- Written request:
Transcribe each line of the records below exactly, excluding any embedded images.

- Provided entries:
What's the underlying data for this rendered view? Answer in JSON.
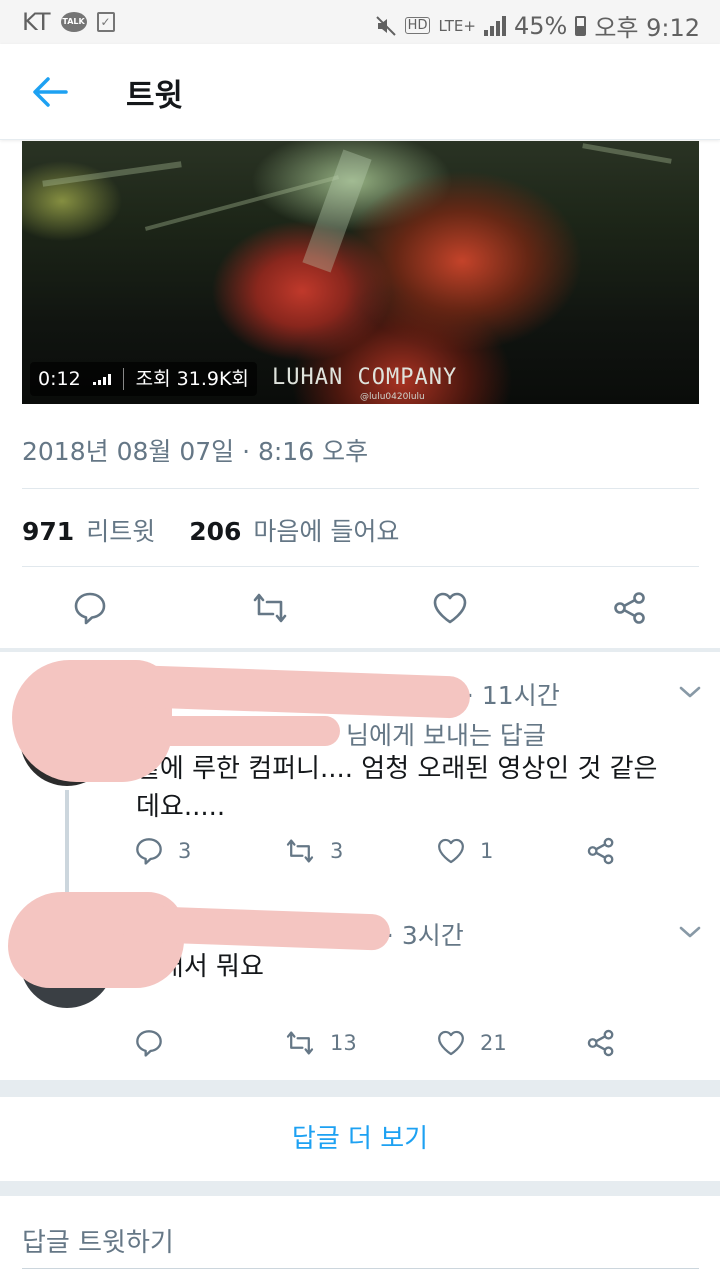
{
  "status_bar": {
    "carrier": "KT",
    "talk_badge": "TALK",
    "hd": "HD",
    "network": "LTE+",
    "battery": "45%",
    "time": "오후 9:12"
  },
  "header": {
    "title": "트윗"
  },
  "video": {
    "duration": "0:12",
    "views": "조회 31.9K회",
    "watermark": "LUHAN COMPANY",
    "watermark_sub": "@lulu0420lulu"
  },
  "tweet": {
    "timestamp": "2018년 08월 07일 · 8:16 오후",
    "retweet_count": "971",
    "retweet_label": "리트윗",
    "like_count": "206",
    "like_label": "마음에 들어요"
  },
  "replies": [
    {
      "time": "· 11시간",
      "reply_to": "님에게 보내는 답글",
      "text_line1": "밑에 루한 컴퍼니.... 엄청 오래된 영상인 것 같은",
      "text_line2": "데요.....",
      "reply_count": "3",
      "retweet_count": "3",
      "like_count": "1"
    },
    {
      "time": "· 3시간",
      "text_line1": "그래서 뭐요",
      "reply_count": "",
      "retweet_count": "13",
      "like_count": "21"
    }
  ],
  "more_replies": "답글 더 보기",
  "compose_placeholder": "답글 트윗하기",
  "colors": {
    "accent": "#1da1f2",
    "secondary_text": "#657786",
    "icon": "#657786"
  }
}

- Written reply:
What's the underlying data for this rendered view? Answer in JSON.
{
  "status_bar": {
    "carrier": "KT",
    "talk_badge": "TALK",
    "hd": "HD",
    "network": "LTE+",
    "battery": "45%",
    "time": "오후 9:12"
  },
  "header": {
    "title": "트윗"
  },
  "video": {
    "duration": "0:12",
    "views": "조회 31.9K회",
    "watermark": "LUHAN COMPANY",
    "watermark_sub": "@lulu0420lulu"
  },
  "tweet": {
    "timestamp": "2018년 08월 07일 · 8:16 오후",
    "retweet_count": "971",
    "retweet_label": "리트윗",
    "like_count": "206",
    "like_label": "마음에 들어요"
  },
  "replies": [
    {
      "time": "· 11시간",
      "reply_to": "님에게 보내는 답글",
      "text_line1": "밑에 루한 컴퍼니.... 엄청 오래된 영상인 것 같은",
      "text_line2": "데요.....",
      "reply_count": "3",
      "retweet_count": "3",
      "like_count": "1"
    },
    {
      "time": "· 3시간",
      "text_line1": "그래서 뭐요",
      "reply_count": "",
      "retweet_count": "13",
      "like_count": "21"
    }
  ],
  "more_replies": "답글 더 보기",
  "compose_placeholder": "답글 트윗하기",
  "colors": {
    "accent": "#1da1f2",
    "secondary_text": "#657786",
    "icon": "#657786"
  }
}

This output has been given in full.